Posted under Africa & Egypt

Archeologists and historians would no doubt argue that Luxor was one of the greatest ancient cities and the sheer number of temples, tombs, and ruins that remain provide unprecedented insight into the rise and fall of ancient Egypt. The remains of this once-great city have created a Mecca of Egyptology but to experience this history, travelers must endure the present-day city. Luxor is very small in comparison to Cairo and is actually made up of three separate areas: Luxor town, Karnak on the East Bank, and Thebes on the West.

We spent our first two days in Luxor touring ruins with Mohammed. On the West Bank, we saw the Valley of the Kings, Valley of the Queens and Temple of Hatshepsut. The Valley of the Kings contains sixty-two tombs of ancient kings; each tomb consists of three to five rooms, etched and painted with stories of the deceased slaying his enemies, making offerings to the Gods, and traveling into the Afterlife. The Valley of the Queens is similar, though smaller in scale, and contains the tombs of the sons of Ramses III, who both appear to have died at an early age because they are portrayed as children. Upon arrival you see why this place was so sacred to the Pharaohs. The lush green landscape, with thousands of date palms and fields filled with sugar cane, magically connects the Nile with the mountain range near the West Bank. As we drive, we spy farmers tending their crops unfazed by the sweltering morning sun. Goat herders guide their flock along busy thoroughfares oblivious to the hazard they present to passing motorists. Barricades slow traffic and provide checkpoints for the Antiquities Police charged with guarding tourist safety in between their frequent naps.

Arriving at each of our appointed destinations, we are greeted by rows of tour buses, all picking up or dropping off their cargo. We’re thankful for the privacy of our small entourage but we still are subjected to the touring masses in huge groups all pushing their way through the (insert featured attraction here) for a quick (often forbidden) picture of the claustrophobic tombs and narrow temple passageways. The oppressive heat of Upper Egypt penetrates the mind, body and spirit, invoking a mind-blurring sense of weariness. The history imparted by our all-knowing tour guide Mohammed is fascinating but soon all of the Pharaohs, Gods, and temples begin to run together. On our final day with Mohammed we visited Karnak Temples and Luxor Temple. One of the largest ancient complexes of courtyards, sanctuaries, pylons and obelisks in the world, Karnak Temples are interesting because generations of Kings contributed to the development of the sixty-acre complex by erecting temples and monuments to themselves, all in the same place.

__Short problem__:
Reproduce the Luxor travel text from the words "Archeologists and historians" through "on the West.", substituting "Alexandria" for "Cairo".

[Element placement data]
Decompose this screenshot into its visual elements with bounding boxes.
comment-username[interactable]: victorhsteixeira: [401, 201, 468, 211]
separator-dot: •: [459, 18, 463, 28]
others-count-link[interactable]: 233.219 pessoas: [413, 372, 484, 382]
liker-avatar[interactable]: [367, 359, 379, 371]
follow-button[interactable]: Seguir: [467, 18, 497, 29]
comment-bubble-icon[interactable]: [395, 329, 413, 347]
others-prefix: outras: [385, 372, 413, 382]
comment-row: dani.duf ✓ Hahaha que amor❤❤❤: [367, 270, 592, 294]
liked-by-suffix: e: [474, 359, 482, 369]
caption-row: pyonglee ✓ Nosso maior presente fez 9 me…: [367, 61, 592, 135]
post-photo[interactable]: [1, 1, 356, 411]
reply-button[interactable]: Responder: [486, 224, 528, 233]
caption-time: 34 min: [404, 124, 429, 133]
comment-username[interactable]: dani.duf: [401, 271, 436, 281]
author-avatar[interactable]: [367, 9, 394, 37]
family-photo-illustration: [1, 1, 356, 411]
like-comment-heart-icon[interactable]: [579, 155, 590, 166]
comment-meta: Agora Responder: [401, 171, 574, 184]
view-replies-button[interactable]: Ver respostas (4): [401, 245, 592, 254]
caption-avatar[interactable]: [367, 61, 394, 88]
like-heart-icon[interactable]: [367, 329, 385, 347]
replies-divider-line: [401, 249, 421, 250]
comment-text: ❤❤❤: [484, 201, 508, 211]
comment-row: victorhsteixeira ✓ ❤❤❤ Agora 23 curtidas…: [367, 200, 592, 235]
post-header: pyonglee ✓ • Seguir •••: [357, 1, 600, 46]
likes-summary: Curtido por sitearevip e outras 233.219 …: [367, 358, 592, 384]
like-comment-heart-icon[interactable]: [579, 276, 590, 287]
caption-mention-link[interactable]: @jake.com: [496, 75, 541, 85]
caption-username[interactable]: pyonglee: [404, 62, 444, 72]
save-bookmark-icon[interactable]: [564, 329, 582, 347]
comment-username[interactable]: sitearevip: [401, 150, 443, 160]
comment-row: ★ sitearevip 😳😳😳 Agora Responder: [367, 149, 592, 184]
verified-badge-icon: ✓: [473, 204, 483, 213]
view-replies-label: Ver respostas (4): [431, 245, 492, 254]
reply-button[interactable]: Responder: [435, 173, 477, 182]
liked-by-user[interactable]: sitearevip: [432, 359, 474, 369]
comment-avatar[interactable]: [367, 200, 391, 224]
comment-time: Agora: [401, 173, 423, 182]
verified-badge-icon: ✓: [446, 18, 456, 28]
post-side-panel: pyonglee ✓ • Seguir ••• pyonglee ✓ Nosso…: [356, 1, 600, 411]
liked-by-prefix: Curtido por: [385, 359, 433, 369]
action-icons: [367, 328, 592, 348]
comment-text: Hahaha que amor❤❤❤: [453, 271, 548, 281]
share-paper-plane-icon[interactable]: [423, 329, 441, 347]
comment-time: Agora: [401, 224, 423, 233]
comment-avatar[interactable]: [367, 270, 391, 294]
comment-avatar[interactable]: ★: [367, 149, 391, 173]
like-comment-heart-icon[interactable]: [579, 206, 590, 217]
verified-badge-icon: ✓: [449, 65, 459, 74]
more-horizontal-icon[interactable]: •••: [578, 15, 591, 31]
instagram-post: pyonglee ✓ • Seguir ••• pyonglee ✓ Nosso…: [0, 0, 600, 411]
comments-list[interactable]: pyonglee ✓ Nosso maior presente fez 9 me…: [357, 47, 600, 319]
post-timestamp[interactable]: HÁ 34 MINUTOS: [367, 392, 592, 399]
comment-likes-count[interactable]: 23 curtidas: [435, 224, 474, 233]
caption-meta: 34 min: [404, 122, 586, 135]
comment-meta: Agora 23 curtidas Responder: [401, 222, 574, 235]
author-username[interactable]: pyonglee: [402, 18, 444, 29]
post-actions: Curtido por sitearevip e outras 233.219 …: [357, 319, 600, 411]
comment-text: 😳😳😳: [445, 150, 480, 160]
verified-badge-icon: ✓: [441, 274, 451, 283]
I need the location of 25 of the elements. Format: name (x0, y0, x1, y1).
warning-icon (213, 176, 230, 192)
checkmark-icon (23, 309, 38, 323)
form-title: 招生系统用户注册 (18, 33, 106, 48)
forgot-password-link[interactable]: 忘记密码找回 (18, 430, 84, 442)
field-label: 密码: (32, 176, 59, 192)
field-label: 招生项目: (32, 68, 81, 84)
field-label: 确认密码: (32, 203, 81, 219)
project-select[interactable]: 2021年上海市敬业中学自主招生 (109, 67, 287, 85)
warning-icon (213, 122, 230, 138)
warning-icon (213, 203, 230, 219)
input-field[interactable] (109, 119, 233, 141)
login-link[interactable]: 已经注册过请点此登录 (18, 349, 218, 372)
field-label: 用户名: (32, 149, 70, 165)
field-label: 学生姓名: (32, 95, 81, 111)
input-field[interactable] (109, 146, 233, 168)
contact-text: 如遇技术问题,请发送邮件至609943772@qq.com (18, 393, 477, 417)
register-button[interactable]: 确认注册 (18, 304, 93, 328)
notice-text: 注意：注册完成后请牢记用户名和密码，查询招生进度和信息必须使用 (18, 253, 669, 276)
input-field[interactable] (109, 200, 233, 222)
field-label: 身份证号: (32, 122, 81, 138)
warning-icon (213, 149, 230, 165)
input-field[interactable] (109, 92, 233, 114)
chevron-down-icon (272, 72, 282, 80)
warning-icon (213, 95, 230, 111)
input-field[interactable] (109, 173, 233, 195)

__Answer in full__:
Archeologists and historians would no doubt argue that Luxor was one of the greatest ancient cities and the sheer number of temples, tombs, and ruins that remain provide unprecedented insight into the rise and fall of ancient Egypt. The remains of this once-great city have created a Mecca of Egyptology but to experience this history, travelers must endure the present-day city. Luxor is very small in comparison to Alexandria and is actually made up of three separate areas: Luxor town, Karnak on the East Bank, and Thebes on the West.